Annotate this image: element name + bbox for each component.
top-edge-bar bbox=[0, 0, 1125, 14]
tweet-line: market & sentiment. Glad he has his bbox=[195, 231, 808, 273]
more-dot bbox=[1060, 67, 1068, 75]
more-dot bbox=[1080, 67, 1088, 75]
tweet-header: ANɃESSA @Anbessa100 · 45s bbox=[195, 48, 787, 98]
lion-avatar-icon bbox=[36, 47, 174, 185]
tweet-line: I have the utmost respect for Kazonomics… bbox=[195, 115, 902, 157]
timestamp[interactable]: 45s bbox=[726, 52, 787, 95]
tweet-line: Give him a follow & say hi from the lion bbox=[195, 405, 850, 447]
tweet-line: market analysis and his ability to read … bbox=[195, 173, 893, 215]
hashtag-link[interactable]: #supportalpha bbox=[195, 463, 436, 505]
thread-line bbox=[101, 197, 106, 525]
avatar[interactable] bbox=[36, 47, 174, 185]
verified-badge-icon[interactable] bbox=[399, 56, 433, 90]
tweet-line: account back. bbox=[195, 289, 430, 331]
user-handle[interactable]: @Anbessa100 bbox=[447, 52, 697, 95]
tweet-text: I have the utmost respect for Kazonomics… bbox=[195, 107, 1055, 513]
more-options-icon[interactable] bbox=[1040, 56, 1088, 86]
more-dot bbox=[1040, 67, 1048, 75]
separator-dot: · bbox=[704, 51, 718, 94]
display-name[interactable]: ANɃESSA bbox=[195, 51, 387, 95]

■ What you will do: Copy the listing above line for line, without changing any character.

■ Right answer:
Annotate this image: element name + bbox for each component.
top-edge-bar bbox=[0, 0, 1125, 14]
tweet-line: market & sentiment. Glad he has his bbox=[195, 231, 808, 273]
more-dot bbox=[1060, 67, 1068, 75]
more-dot bbox=[1080, 67, 1088, 75]
tweet-header: ANɃESSA @Anbessa100 · 45s bbox=[195, 48, 787, 98]
lion-avatar-icon bbox=[36, 47, 174, 185]
tweet-line: I have the utmost respect for Kazonomics… bbox=[195, 115, 902, 157]
timestamp[interactable]: 45s bbox=[726, 52, 787, 95]
tweet-line: Give him a follow & say hi from the lion bbox=[195, 405, 850, 447]
tweet-line: market analysis and his ability to read … bbox=[195, 173, 893, 215]
hashtag-link[interactable]: #supportalpha bbox=[195, 463, 436, 505]
thread-line bbox=[101, 197, 106, 525]
avatar[interactable] bbox=[36, 47, 174, 185]
verified-badge-icon[interactable] bbox=[399, 56, 433, 90]
tweet-line: account back. bbox=[195, 289, 430, 331]
user-handle[interactable]: @Anbessa100 bbox=[447, 52, 697, 95]
tweet-text: I have the utmost respect for Kazonomics… bbox=[195, 107, 1055, 513]
more-options-icon[interactable] bbox=[1040, 56, 1088, 86]
more-dot bbox=[1040, 67, 1048, 75]
separator-dot: · bbox=[704, 51, 718, 94]
display-name[interactable]: ANɃESSA bbox=[195, 51, 387, 95]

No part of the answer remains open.